Lines containing the word "text" should be extracted in full.

(Data items)
◇ ◇ ◇
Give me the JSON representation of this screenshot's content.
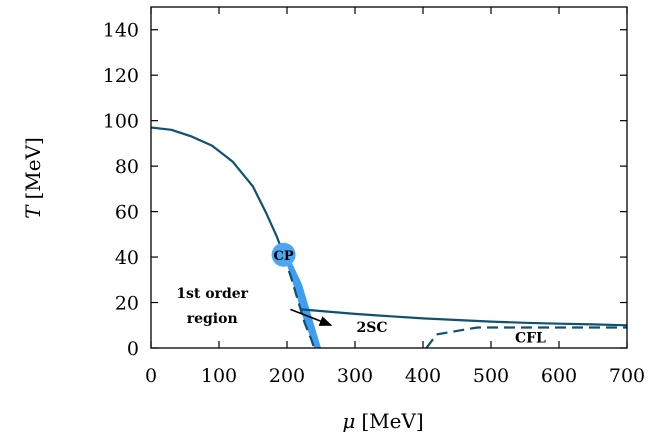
{
  "chart_data": {
    "type": "line",
    "title": "",
    "xlabel_symbol": "μ",
    "xlabel_unit": "[MeV]",
    "ylabel_symbol": "T",
    "ylabel_unit": "[MeV]",
    "xlim": [
      0,
      700
    ],
    "ylim": [
      0,
      150
    ],
    "xticks": [
      0,
      100,
      200,
      300,
      400,
      500,
      600,
      700
    ],
    "yticks": [
      0,
      20,
      40,
      60,
      80,
      100,
      120,
      140
    ],
    "grid": false,
    "colors": {
      "line": "#0e5270",
      "region": "#3f9ef0",
      "cp_marker": "#4da6f2"
    },
    "series": [
      {
        "style": "solid",
        "points": [
          [
            0,
            97
          ],
          [
            30,
            96
          ],
          [
            60,
            93
          ],
          [
            90,
            89
          ],
          [
            120,
            82
          ],
          [
            150,
            71
          ],
          [
            170,
            59
          ],
          [
            185,
            49
          ],
          [
            195,
            41
          ]
        ]
      },
      {
        "style": "solid",
        "points": [
          [
            221,
            17
          ],
          [
            260,
            16
          ],
          [
            300,
            15
          ],
          [
            350,
            14
          ],
          [
            400,
            13
          ],
          [
            450,
            12.3
          ],
          [
            500,
            11.6
          ],
          [
            550,
            11.1
          ],
          [
            600,
            10.7
          ],
          [
            650,
            10.4
          ],
          [
            700,
            10
          ]
        ]
      },
      {
        "style": "dashed",
        "points": [
          [
            195,
            41
          ],
          [
            206,
            31
          ],
          [
            216,
            21
          ],
          [
            226,
            11
          ],
          [
            236,
            3.5
          ],
          [
            240,
            0
          ]
        ]
      },
      {
        "style": "dashed",
        "points": [
          [
            405,
            0
          ],
          [
            420,
            6
          ],
          [
            450,
            7.5
          ],
          [
            480,
            9
          ],
          [
            550,
            9
          ],
          [
            600,
            9
          ],
          [
            650,
            9
          ],
          [
            700,
            9
          ]
        ]
      }
    ],
    "first_order_region": [
      [
        195,
        41
      ],
      [
        206,
        31
      ],
      [
        216,
        21
      ],
      [
        226,
        11
      ],
      [
        236,
        3.5
      ],
      [
        240,
        0
      ],
      [
        250,
        0
      ],
      [
        245,
        5
      ],
      [
        235,
        15
      ],
      [
        222,
        28
      ],
      [
        208,
        37
      ],
      [
        198,
        40
      ]
    ],
    "critical_point": {
      "x": 195,
      "y": 41,
      "label": "CP"
    },
    "annotations": [
      {
        "id": "first-order-label-line1",
        "text": "1st order",
        "x": 90,
        "y": 22
      },
      {
        "id": "first-order-label-line2",
        "text": "region",
        "x": 90,
        "y": 11
      },
      {
        "id": "2sc-label",
        "text": "2SC",
        "x": 325,
        "y": 7
      },
      {
        "id": "cfl-label",
        "text": "CFL",
        "x": 558,
        "y": 2.5
      }
    ],
    "arrow": {
      "from": [
        205,
        17
      ],
      "to": [
        265,
        10
      ]
    }
  }
}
◇ ◇ ◇
**Worked solution:**
        "text": "1st order",
        "text": "region",
        "text": "2SC",
        "text": "CFL",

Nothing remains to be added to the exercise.